* STATED EXERCISE: Repeat the listing in full, preserving every character.

* SOURCE RECORDS:
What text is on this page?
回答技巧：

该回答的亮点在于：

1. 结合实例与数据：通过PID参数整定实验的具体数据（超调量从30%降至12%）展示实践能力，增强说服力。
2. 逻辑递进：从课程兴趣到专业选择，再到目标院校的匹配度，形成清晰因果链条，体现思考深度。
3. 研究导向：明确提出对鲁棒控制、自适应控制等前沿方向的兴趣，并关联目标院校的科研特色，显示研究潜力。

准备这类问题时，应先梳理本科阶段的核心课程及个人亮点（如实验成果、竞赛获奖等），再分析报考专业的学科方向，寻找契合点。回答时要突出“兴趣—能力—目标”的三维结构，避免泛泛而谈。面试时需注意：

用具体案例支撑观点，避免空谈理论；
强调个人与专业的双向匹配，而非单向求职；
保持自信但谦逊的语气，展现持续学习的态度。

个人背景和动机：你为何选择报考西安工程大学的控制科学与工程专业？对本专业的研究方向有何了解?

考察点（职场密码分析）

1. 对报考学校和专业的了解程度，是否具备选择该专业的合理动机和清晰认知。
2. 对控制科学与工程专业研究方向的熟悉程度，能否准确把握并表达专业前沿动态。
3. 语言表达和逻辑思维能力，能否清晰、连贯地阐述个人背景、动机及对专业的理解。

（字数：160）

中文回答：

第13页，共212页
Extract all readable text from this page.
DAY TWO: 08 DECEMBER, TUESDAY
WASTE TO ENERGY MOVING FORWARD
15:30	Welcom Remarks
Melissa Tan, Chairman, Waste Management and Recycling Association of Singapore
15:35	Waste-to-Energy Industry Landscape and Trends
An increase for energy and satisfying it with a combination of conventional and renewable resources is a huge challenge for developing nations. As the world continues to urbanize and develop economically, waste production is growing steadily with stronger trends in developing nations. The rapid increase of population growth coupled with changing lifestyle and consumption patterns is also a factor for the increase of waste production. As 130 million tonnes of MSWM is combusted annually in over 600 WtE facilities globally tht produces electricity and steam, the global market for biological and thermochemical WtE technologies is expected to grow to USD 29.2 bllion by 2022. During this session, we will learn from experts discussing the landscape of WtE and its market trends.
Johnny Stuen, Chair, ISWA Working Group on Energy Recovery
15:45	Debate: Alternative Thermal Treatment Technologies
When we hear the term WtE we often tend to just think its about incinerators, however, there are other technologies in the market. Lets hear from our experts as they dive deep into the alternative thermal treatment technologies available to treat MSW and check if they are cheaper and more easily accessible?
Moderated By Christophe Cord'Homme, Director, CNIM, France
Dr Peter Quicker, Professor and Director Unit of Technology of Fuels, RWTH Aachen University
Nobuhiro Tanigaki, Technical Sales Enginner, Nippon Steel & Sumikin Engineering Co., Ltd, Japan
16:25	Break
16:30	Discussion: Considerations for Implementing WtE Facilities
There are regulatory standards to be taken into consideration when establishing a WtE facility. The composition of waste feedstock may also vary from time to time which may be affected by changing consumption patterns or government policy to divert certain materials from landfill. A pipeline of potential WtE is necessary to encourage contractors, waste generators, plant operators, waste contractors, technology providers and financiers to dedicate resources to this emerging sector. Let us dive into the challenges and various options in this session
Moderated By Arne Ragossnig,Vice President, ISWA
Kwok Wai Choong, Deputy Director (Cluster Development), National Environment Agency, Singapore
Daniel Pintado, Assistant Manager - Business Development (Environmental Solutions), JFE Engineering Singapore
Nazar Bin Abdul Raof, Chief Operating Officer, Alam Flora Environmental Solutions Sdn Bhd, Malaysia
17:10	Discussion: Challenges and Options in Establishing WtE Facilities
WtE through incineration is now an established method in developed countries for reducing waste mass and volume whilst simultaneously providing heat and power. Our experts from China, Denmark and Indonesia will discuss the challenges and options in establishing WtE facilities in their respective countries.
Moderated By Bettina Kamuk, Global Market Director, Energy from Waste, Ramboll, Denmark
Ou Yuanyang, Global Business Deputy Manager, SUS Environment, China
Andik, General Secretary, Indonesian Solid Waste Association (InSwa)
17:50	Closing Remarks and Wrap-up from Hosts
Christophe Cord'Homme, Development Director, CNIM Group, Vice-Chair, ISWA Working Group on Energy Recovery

* CORRECT RESULT:
What text is on this page?
回答技巧：

该回答的亮点在于：

1. 结合实例与数据：通过PID参数整定实验的具体数据（超调量从30%降至12%）展示实践能力，增强说服力。
2. 逻辑递进：从课程兴趣到专业选择，再到目标院校的匹配度，形成清晰因果链条，体现思考深度。
3. 研究导向：明确提出对鲁棒控制、自适应控制等前沿方向的兴趣，并关联目标院校的科研特色，显示研究潜力。

准备这类问题时，应先梳理本科阶段的核心课程及个人亮点（如实验成果、竞赛获奖等），再分析报考专业的学科方向，寻找契合点。回答时要突出“兴趣—能力—目标”的三维结构，避免泛泛而谈。面试时需注意：

用具体案例支撑观点，避免空谈理论；
强调个人与专业的双向匹配，而非单向求职；
保持自信但谦逊的语气，展现持续学习的态度。

个人背景和动机：你为何选择报考西安工程大学的控制科学与工程专业？对本专业的研究方向有何了解?

考察点（职场密码分析）

1. 对报考学校和专业的了解程度，是否具备选择该专业的合理动机和清晰认知。
2. 对控制科学与工程专业研究方向的熟悉程度，能否准确把握并表达专业前沿动态。
3. 语言表达和逻辑思维能力，能否清晰、连贯地阐述个人背景、动机及对专业的理解。

（字数：160）

中文回答：

第13页，共212页
Extract all readable text from this page.
DAY TWO: 08 DECEMBER, TUESDAY
WASTE TO ENERGY MOVING FORWARD
15:30	Welcom Remarks
Melissa Tan, Chairman, Waste Management and Recycling Association of Singapore
15:35	Waste-to-Energy Industry Landscape and Trends
An increase for energy and satisfying it with a combination of conventional and renewable resources is a huge challenge for developing nations. As the world continues to urbanize and develop economically, waste production is growing steadily with stronger trends in developing nations. The rapid increase of population growth coupled with changing lifestyle and consumption patterns is also a factor for the increase of waste production. As 130 million tonnes of MSWM is combusted annually in over 600 WtE facilities globally tht produces electricity and steam, the global market for biological and thermochemical WtE technologies is expected to grow to USD 29.2 bllion by 2022. During this session, we will learn from experts discussing the landscape of WtE and its market trends.
Johnny Stuen, Chair, ISWA Working Group on Energy Recovery
15:45	Debate: Alternative Thermal Treatment Technologies
When we hear the term WtE we often tend to just think its about incinerators, however, there are other technologies in the market. Lets hear from our experts as they dive deep into the alternative thermal treatment technologies available to treat MSW and check if they are cheaper and more easily accessible?
Moderated By Christophe Cord'Homme, Director, CNIM, France
Dr Peter Quicker, Professor and Director Unit of Technology of Fuels, RWTH Aachen University
Nobuhiro Tanigaki, Technical Sales Enginner, Nippon Steel & Sumikin Engineering Co., Ltd, Japan
16:25	Break
16:30	Discussion: Considerations for Implementing WtE Facilities
There are regulatory standards to be taken into consideration when establishing a WtE facility. The composition of waste feedstock may also vary from time to time which may be affected by changing consumption patterns or government policy to divert certain materials from landfill. A pipeline of potential WtE is necessary to encourage contractors, waste generators, plant operators, waste contractors, technology providers and financiers to dedicate resources to this emerging sector. Let us dive into the challenges and various options in this session
Moderated By Arne Ragossnig,Vice President, ISWA
Kwok Wai Choong, Deputy Director (Cluster Development), National Environment Agency, Singapore
Daniel Pintado, Assistant Manager - Business Development (Environmental Solutions), JFE Engineering Singapore
Nazar Bin Abdul Raof, Chief Operating Officer, Alam Flora Environmental Solutions Sdn Bhd, Malaysia
17:10	Discussion: Challenges and Options in Establishing WtE Facilities
WtE through incineration is now an established method in developed countries for reducing waste mass and volume whilst simultaneously providing heat and power. Our experts from China, Denmark and Indonesia will discuss the challenges and options in establishing WtE facilities in their respective countries.
Moderated By Bettina Kamuk, Global Market Director, Energy from Waste, Ramboll, Denmark
Ou Yuanyang, Global Business Deputy Manager, SUS Environment, China
Andik, General Secretary, Indonesian Solid Waste Association (InSwa)
17:50	Closing Remarks and Wrap-up from Hosts
Christophe Cord'Homme, Development Director, CNIM Group, Vice-Chair, ISWA Working Group on Energy Recovery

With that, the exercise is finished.